**Problem details:**
Copy out all lines carrying the word "Предоставление".
— begin Input material —
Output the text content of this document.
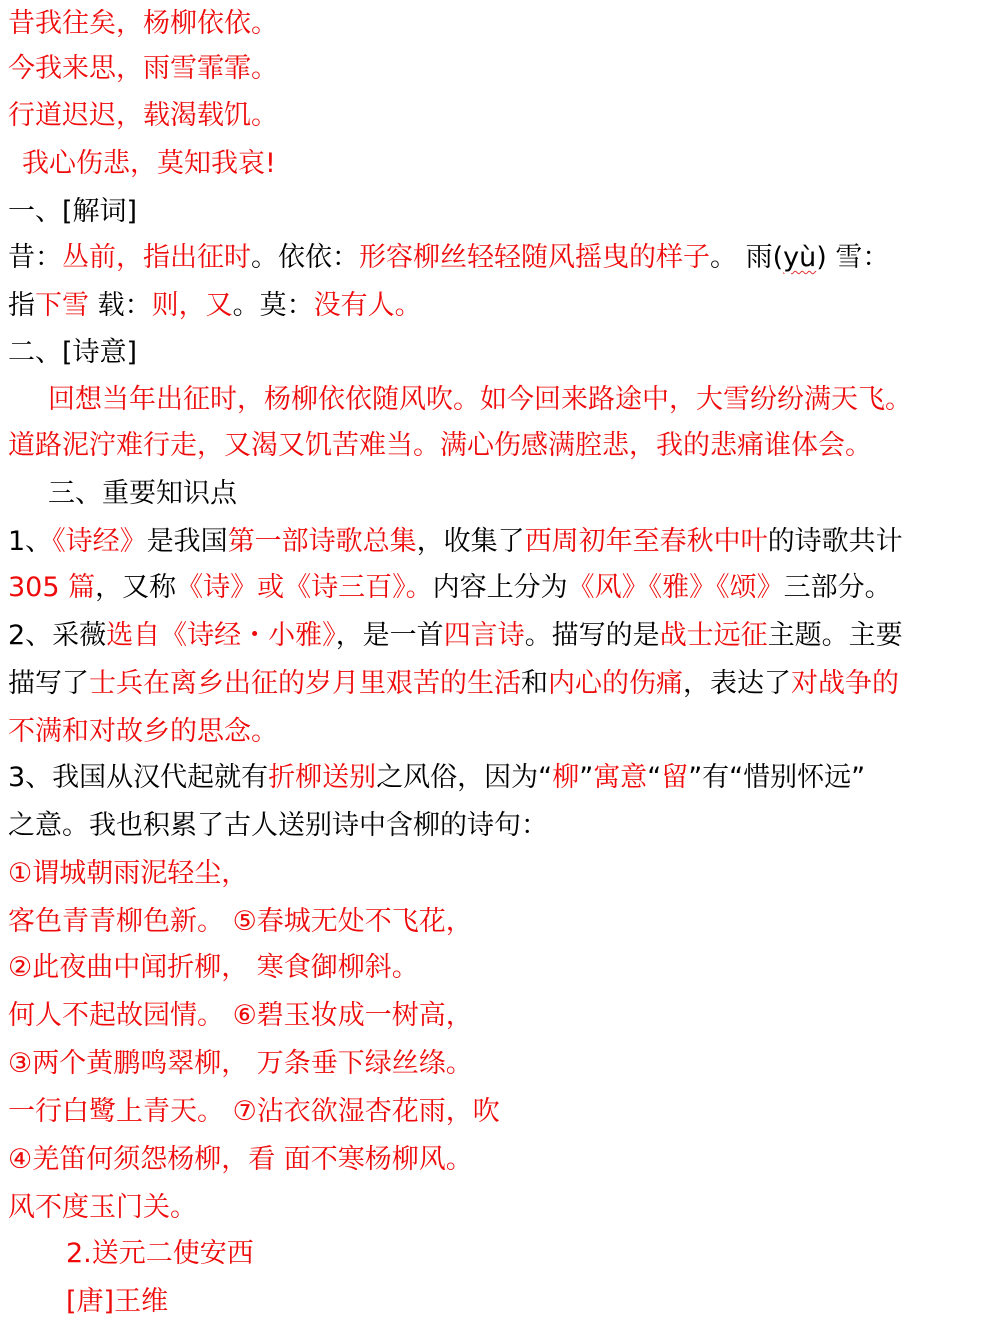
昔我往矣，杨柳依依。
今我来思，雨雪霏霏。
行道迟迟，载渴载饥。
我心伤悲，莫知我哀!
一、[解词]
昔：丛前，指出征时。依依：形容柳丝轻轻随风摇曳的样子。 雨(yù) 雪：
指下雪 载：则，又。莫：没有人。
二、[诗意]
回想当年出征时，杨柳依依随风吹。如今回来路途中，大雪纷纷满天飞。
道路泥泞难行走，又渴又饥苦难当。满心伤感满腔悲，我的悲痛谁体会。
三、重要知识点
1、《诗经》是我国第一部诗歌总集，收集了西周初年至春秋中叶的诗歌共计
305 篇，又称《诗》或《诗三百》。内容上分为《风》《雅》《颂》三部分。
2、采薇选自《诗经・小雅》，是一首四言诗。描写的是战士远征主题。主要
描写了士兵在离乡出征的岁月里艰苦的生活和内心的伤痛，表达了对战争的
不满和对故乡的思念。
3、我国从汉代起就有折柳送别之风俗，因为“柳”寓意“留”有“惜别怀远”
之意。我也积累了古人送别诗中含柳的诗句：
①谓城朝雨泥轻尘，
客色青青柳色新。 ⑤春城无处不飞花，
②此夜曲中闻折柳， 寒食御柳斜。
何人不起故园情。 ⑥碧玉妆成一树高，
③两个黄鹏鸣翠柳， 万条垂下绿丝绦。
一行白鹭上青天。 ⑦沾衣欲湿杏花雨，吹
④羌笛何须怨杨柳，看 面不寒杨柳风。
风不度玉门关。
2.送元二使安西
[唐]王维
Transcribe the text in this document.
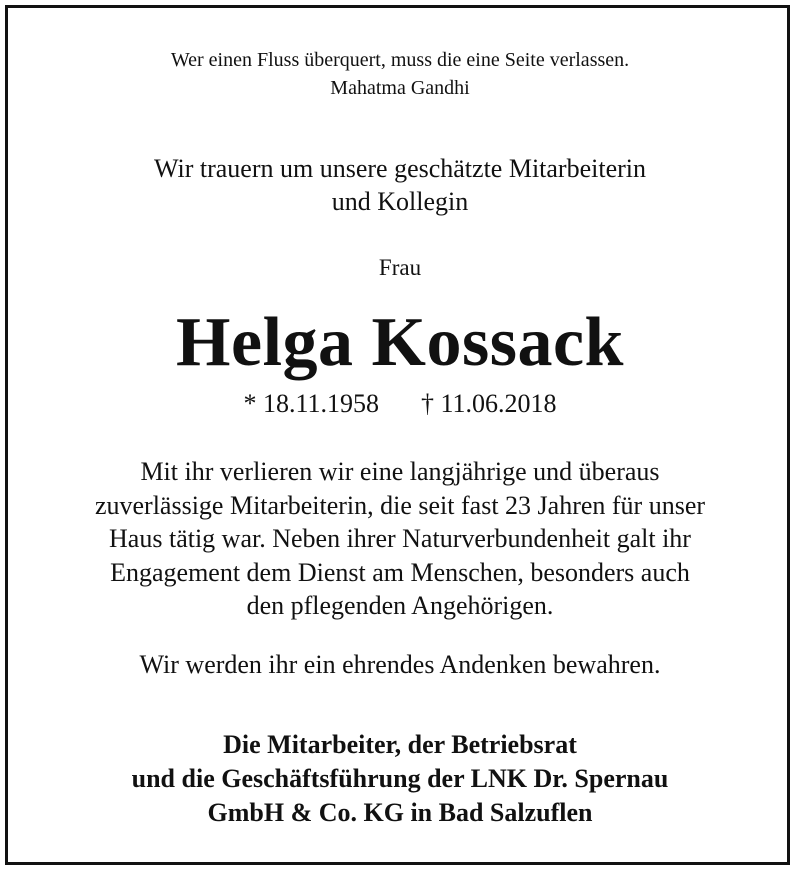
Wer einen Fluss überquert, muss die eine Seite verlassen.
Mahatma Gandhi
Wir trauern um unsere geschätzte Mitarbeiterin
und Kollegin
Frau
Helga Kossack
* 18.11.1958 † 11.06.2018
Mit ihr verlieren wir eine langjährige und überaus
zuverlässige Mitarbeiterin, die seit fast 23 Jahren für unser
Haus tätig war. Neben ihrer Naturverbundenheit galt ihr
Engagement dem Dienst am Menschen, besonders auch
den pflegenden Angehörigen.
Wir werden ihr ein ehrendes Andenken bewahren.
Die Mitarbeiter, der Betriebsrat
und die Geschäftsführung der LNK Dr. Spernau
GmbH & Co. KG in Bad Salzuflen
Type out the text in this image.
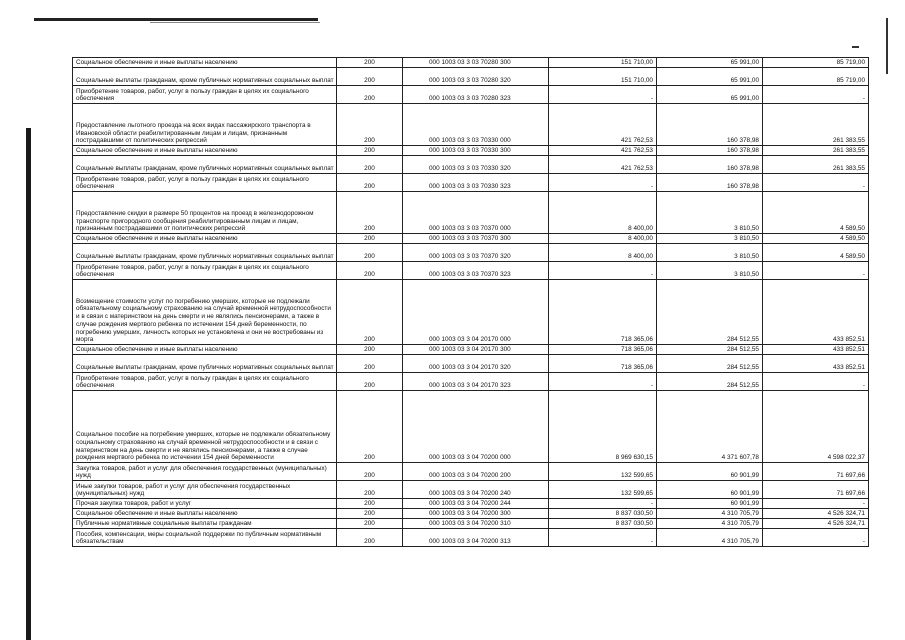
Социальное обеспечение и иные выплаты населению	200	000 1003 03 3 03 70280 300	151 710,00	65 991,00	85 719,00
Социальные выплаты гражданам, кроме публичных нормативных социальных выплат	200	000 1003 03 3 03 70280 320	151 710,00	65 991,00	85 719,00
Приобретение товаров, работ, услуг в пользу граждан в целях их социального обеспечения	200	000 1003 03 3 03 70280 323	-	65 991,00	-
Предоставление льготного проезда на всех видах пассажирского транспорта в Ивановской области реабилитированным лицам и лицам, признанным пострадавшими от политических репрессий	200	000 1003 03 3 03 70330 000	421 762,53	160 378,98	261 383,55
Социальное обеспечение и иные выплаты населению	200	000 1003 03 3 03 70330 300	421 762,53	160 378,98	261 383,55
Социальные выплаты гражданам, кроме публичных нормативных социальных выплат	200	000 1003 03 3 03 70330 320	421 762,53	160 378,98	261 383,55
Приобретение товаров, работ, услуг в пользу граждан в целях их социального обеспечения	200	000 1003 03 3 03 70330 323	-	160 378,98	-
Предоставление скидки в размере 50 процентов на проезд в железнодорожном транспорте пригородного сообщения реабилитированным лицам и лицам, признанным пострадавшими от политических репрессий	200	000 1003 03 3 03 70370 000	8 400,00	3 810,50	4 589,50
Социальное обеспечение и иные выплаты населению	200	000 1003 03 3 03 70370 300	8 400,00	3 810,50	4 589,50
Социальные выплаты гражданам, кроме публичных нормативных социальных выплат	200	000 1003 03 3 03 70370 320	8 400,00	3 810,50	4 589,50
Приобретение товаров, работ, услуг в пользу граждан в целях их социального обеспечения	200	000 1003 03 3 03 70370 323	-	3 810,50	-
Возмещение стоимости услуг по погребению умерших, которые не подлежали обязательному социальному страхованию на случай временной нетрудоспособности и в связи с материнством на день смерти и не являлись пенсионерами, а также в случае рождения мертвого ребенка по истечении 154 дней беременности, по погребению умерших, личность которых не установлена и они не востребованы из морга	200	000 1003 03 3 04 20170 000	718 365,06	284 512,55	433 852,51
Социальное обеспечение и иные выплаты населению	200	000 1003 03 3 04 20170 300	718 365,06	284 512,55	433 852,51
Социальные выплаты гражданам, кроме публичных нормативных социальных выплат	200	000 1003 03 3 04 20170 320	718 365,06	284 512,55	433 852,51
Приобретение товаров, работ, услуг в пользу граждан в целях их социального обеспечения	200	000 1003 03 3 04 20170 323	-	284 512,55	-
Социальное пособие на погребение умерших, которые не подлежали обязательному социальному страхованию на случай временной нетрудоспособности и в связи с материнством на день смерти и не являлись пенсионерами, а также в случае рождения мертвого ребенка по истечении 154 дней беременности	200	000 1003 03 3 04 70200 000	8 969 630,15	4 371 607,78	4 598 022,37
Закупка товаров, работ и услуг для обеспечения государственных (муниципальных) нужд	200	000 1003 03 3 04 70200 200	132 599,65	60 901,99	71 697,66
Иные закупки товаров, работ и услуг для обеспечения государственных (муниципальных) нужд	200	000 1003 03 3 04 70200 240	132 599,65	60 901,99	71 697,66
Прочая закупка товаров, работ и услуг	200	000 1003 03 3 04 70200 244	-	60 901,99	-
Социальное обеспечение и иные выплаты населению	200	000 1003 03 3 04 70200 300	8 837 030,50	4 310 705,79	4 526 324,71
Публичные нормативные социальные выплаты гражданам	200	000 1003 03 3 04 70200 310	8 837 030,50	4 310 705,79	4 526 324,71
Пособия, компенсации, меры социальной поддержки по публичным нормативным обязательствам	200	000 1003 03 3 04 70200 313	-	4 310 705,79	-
— end Input material —
**The completed task:**
Предоставление льготного проезда на всех видах пассажирского транспорта в Ивановской области реабилитированным лицам и лицам, признанным пострадавшими от политических репрессий	200	000 1003 03 3 03 70330 000	421 762,53	160 378,98	261 383,55
Предоставление скидки в размере 50 процентов на проезд в железнодорожном транспорте пригородного сообщения реабилитированным лицам и лицам, признанным пострадавшими от политических репрессий	200	000 1003 03 3 03 70370 000	8 400,00	3 810,50	4 589,50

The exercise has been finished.